--- Written request A ---
Transcribe the rows verbatim, starting at the first row and ending at the row that contains "500, 176, 511]", both included.

[Start of Document extract]

This has been a poignant week around race for me. I worked on the chapter for “Shalom Sistas” about body image and embracing my identity as a black woman and watched the documentary 13th by Ava DuVernay on Netflix.
It was fantastic. Well made, fast moving, informative and stirring. I was crying by the end. It was one of the most powerful, “me too” moments I’ve had on this journey towards racial wholeness.
But what made this week especially hard for me was the racial profiling I experienced at not one, not two, but THREE different stores. Three different places. I was carded for my ID after putting in my pin while waiting for the approval— why? Twice I was stopped to have my cart searched— unbelievable.
I truly believe this week I experienced, racial profiling. Here’s a definition of from the ACLU:
Racial Profiling” refers to the discriminatory practice by law enforcement officials of targeting individuals for suspicion of crime based on the individual’s race, ethnicity, religion or national origin.
I tried to give the benefit of the doubt— I did, but there’s only so much mistrust you can take when you’re out and about in the world before you begin to wonder— is there something broken in retail? Today, instead of offering help an associate chose to criminalize me— this is wrong. And we have to do something about it.
I’ve been wondering if retail managers are willfully ignorant to racial bias because they value the dollar more than people’s dignity?
My white husband told me this evening these types of things never happen to him. It was simultaneously validating and heartbreaking.

[End of Document extract]

--- Written request B ---
Pick up the post about experiencing racial profiling in stores and continue it from the point at which it stops.

[Start of Records]

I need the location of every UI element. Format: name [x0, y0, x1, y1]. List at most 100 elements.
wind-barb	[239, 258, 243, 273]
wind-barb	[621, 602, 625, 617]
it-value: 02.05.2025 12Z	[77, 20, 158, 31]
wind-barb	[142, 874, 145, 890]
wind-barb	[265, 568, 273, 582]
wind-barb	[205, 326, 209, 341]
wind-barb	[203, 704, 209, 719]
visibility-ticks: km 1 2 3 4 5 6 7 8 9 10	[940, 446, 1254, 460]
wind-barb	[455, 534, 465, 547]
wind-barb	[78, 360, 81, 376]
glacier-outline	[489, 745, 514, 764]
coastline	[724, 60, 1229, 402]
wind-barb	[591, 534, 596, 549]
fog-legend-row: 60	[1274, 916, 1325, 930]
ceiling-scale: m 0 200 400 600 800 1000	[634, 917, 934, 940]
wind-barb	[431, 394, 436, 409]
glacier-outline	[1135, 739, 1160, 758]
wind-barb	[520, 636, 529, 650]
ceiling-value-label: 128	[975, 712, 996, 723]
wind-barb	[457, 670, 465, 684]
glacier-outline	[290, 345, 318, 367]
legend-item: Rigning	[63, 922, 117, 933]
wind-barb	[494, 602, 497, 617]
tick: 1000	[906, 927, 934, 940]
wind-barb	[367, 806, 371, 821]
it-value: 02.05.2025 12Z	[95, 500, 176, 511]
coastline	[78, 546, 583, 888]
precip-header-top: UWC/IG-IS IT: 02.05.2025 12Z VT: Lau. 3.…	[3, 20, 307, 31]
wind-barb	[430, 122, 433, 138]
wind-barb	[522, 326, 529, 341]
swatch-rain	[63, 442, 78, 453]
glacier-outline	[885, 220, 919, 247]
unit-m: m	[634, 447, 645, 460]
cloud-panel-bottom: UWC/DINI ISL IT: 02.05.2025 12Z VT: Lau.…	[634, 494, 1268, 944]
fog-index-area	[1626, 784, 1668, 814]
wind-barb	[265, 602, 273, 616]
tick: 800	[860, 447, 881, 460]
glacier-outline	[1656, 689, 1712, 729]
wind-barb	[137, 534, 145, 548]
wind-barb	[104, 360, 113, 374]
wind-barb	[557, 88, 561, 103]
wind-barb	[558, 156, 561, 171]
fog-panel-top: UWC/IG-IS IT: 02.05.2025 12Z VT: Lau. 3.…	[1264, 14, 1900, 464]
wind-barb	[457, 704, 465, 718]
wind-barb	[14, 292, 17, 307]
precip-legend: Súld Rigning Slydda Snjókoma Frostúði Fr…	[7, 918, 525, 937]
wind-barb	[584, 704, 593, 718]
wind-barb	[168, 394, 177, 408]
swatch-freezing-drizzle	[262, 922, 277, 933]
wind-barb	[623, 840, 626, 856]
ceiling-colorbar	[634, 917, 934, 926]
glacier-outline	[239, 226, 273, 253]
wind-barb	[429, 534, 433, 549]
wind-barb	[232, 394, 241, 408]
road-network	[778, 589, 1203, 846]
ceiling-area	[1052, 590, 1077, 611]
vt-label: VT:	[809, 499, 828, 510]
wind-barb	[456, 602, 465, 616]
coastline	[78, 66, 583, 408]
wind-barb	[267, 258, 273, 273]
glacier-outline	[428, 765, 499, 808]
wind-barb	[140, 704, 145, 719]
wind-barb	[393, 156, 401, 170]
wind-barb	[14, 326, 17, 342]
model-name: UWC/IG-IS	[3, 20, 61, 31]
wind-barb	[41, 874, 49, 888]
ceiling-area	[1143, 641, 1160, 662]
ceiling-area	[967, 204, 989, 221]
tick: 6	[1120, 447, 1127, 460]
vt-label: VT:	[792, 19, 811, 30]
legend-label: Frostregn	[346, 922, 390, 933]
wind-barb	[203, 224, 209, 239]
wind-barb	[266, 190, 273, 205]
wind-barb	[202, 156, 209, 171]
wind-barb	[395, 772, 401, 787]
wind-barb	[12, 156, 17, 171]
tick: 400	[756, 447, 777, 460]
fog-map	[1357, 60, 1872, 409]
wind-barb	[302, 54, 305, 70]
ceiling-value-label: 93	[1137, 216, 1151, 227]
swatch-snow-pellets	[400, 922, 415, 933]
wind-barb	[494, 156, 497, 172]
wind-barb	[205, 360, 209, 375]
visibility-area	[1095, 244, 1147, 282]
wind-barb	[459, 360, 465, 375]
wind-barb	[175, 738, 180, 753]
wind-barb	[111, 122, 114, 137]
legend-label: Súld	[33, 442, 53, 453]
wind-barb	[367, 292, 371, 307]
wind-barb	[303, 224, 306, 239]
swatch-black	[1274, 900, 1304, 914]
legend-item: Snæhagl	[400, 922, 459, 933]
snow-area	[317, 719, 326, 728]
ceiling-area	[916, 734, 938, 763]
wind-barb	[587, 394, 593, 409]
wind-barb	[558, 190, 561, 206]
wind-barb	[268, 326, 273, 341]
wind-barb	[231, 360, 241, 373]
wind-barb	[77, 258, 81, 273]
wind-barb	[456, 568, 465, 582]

[End of Records]

--- Response A ---
I need the location of every UI element. Format: name [x0, y0, x1, y1]. List at most 100 elements.
wind-barb	[239, 258, 243, 273]
wind-barb	[621, 602, 625, 617]
it-value: 02.05.2025 12Z	[77, 20, 158, 31]
wind-barb	[142, 874, 145, 890]
wind-barb	[265, 568, 273, 582]
wind-barb	[205, 326, 209, 341]
wind-barb	[203, 704, 209, 719]
visibility-ticks: km 1 2 3 4 5 6 7 8 9 10	[940, 446, 1254, 460]
wind-barb	[455, 534, 465, 547]
wind-barb	[78, 360, 81, 376]
glacier-outline	[489, 745, 514, 764]
coastline	[724, 60, 1229, 402]
wind-barb	[591, 534, 596, 549]
fog-legend-row: 60	[1274, 916, 1325, 930]
ceiling-scale: m 0 200 400 600 800 1000	[634, 917, 934, 940]
wind-barb	[431, 394, 436, 409]
glacier-outline	[1135, 739, 1160, 758]
wind-barb	[520, 636, 529, 650]
ceiling-value-label: 128	[975, 712, 996, 723]
wind-barb	[457, 670, 465, 684]
glacier-outline	[290, 345, 318, 367]
legend-item: Rigning	[63, 922, 117, 933]
wind-barb	[494, 602, 497, 617]
tick: 1000	[906, 927, 934, 940]
wind-barb	[367, 806, 371, 821]
it-value: 02.05.2025 12Z	[95, 500, 176, 511]

--- Response B ---
So, what do we do? As Shalom seekers, we not only identify the brokenness we move towards it with a strategy for wholeness. If you are a person who has never experienced the embarrassment of racial profiling at the store, can I suggest three Shalom Steps for when you see racial profiling that will validate the person of color and challenged hurtful assumptions?
1: Watch the interaction
2: Take notes
3: Stand in solidarity:
“I saw you carded that black mom with her kids just now, I guess you’ve changed your policy to card all customers— even though I’ve shopped here for years and it’s never happened to me. I’ll be prepared for now on.”
“I noticed you searched that man’s cart even though he had a receipt in his hands— if you’re going to search his things then search mine.”
This will shine a light on their own bias and maybe spark a conversation giving you an opportunity to share why it’s wrong and offensive to single out people of color.
If you happen to see the person of color the parking lot, please say something kind to them. A gentle,
“I saw what happened and it wasn’t right. I hope you have a better rest of your day”
Can heal so much of the humiliation and anger that comes after being treated like a criminal when you simply wanted to pick up toilet paper, laundry detergent, and dish soap.
You can practice Shalom in the stores this way, Sistas. We’re coming up on a holiday where you’ll be in and out of stores. Keep an eyes for this and let the Spirit guide you to be peacemakers this season of peace.
Pray for me to. I don’t this sadness and hopeless that things will never change to overtake me.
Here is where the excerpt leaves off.